- _EXERCISE DATA_:
───
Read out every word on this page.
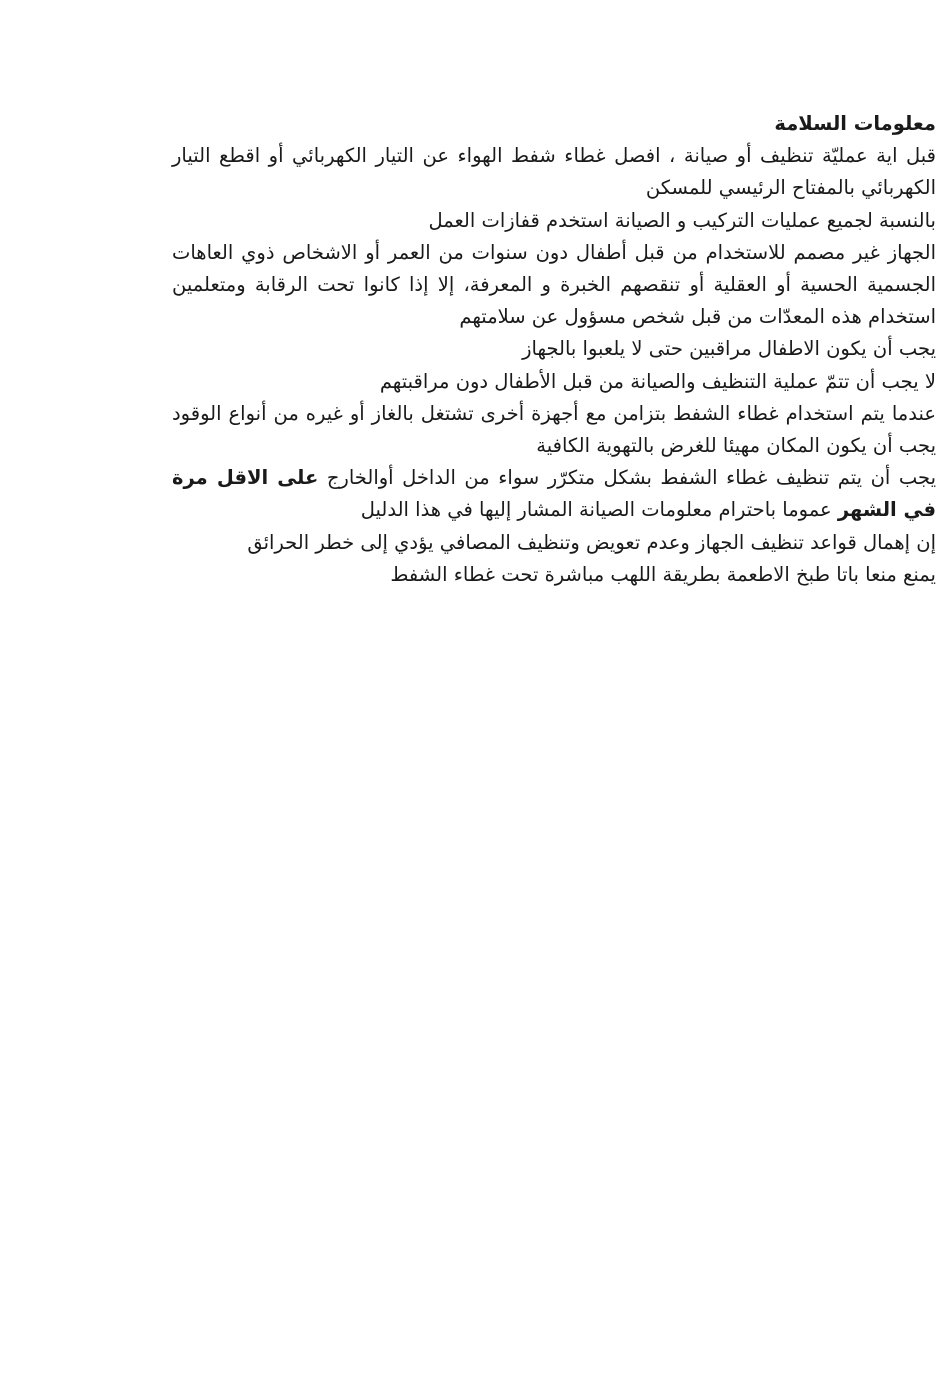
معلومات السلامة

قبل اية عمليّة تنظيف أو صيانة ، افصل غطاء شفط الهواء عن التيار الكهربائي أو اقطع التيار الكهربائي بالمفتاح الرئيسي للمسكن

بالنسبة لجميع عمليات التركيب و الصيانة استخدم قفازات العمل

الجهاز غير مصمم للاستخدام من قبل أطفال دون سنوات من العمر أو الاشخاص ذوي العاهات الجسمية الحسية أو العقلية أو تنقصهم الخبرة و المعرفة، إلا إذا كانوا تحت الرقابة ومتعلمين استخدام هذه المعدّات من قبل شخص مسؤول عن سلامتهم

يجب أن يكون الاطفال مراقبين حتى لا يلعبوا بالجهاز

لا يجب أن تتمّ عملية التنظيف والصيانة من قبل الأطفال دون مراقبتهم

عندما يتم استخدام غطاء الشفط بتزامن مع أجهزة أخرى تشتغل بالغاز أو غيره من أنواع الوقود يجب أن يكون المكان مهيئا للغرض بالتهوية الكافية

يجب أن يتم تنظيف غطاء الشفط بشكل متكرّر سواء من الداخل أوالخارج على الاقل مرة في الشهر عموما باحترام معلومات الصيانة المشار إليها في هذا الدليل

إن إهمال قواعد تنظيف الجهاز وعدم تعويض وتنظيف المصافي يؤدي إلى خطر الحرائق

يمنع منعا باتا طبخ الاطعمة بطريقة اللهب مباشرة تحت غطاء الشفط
───
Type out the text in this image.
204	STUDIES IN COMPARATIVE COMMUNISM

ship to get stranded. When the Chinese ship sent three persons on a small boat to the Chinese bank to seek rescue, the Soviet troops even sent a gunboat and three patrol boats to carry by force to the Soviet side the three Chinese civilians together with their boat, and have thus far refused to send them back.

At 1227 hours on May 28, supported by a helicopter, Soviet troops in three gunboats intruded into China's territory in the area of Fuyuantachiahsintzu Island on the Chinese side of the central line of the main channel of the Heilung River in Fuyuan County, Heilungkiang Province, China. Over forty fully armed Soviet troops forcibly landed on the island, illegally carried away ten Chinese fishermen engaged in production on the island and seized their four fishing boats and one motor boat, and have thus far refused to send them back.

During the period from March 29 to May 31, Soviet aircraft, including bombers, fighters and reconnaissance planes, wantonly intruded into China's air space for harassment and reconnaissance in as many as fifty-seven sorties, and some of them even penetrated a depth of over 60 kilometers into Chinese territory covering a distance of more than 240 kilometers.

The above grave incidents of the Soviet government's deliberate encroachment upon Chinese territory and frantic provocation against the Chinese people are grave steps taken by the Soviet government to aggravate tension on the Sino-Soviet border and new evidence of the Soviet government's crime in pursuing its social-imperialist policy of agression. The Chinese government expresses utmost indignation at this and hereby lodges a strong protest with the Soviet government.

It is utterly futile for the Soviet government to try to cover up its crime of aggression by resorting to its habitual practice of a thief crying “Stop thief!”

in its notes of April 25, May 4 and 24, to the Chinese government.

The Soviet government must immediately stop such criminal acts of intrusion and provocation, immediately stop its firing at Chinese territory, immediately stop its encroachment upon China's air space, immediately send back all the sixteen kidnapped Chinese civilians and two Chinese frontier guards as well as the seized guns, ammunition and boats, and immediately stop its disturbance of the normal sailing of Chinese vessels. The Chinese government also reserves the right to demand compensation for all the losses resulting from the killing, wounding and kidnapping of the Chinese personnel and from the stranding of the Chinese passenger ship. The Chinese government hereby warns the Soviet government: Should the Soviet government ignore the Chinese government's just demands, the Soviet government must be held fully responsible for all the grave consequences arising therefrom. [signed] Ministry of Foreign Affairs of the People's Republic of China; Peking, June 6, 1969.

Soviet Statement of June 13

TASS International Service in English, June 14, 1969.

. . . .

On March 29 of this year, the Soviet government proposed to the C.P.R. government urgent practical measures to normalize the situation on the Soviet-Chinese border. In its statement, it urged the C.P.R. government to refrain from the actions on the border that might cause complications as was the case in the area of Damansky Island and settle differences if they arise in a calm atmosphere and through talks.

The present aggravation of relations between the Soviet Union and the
───
- _AIM OF THE EXERCISE_:
List the lines of the entries that include "grave".

- _RESPONSE BELOW_:
The above grave incidents of the Soviet government's deliberate encroachment upon Chinese territory and frantic provocation against the Chinese people are grave steps taken by the Soviet government to aggravate tension on the Sino-Soviet border and new evidence of the Soviet government's crime in pursuing its social-imperialist policy of agression. The Chinese government expresses utmost indignation at this and hereby lodges a strong protest with the Soviet government.
The Soviet government must immediately stop such criminal acts of intrusion and provocation, immediately stop its firing at Chinese territory, immediately stop its encroachment upon China's air space, immediately send back all the sixteen kidnapped Chinese civilians and two Chinese frontier guards as well as the seized guns, ammunition and boats, and immediately stop its disturbance of the normal sailing of Chinese vessels. The Chinese government also reserves the right to demand compensation for all the losses resulting from the killing, wounding and kidnapping of the Chinese personnel and from the stranding of the Chinese passenger ship. The Chinese government hereby warns the Soviet government: Should the Soviet government ignore the Chinese government's just demands, the Soviet government must be held fully responsible for all the grave consequences arising therefrom. [signed] Ministry of Foreign Affairs of the People's Republic of China; Peking, June 6, 1969.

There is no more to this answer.